◆ Written task:
In the records below, pick out all lines containing the word "activities".

>>>>>

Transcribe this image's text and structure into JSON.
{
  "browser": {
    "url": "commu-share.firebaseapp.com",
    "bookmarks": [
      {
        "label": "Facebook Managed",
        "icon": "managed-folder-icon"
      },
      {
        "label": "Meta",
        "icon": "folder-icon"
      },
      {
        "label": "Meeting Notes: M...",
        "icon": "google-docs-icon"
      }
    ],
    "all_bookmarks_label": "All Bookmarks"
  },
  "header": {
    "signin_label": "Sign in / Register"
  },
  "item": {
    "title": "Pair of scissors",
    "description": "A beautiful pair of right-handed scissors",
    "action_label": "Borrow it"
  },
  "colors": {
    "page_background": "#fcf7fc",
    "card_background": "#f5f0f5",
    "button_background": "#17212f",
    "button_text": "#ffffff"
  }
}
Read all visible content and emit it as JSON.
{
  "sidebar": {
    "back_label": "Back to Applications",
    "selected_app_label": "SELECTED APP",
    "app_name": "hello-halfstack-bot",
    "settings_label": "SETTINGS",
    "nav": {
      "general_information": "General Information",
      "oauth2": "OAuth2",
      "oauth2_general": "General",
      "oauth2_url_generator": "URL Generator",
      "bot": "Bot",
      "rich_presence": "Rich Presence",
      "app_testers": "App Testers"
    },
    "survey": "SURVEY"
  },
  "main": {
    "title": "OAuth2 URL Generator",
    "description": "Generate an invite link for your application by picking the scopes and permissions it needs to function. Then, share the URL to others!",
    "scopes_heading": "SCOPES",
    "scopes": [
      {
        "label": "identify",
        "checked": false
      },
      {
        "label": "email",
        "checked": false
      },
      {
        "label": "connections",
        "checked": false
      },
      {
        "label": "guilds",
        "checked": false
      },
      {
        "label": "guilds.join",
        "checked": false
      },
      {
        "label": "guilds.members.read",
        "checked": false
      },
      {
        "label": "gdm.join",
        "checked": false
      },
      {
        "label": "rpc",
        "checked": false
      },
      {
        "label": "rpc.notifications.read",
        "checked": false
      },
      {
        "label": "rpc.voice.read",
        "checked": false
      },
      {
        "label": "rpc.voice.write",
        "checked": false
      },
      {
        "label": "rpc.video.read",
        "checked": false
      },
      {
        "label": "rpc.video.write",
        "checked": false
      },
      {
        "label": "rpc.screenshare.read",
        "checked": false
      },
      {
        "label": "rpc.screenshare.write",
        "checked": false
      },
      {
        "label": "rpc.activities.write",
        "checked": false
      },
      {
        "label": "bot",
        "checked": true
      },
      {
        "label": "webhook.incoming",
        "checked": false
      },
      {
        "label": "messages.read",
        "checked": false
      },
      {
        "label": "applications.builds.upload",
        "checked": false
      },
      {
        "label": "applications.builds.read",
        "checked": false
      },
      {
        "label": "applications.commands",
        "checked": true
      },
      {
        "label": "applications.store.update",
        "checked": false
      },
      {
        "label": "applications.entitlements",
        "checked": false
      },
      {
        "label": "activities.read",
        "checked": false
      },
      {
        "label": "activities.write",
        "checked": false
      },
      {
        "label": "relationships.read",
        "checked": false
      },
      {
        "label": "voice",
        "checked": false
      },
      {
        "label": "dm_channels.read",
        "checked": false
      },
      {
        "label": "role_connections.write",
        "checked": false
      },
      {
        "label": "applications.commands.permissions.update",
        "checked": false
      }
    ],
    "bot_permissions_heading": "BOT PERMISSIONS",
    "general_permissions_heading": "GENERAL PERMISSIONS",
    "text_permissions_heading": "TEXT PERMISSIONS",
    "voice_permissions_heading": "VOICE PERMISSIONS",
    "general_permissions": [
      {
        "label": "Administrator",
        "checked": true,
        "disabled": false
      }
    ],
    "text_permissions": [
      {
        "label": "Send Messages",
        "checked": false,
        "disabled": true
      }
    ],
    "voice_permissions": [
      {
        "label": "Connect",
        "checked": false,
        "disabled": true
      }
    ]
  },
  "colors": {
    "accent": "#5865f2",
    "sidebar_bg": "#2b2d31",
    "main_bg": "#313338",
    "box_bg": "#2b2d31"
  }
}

<<<<<

◆ The output:
        "label": "rpc.activities.write",
        "label": "activities.read",
        "label": "activities.write",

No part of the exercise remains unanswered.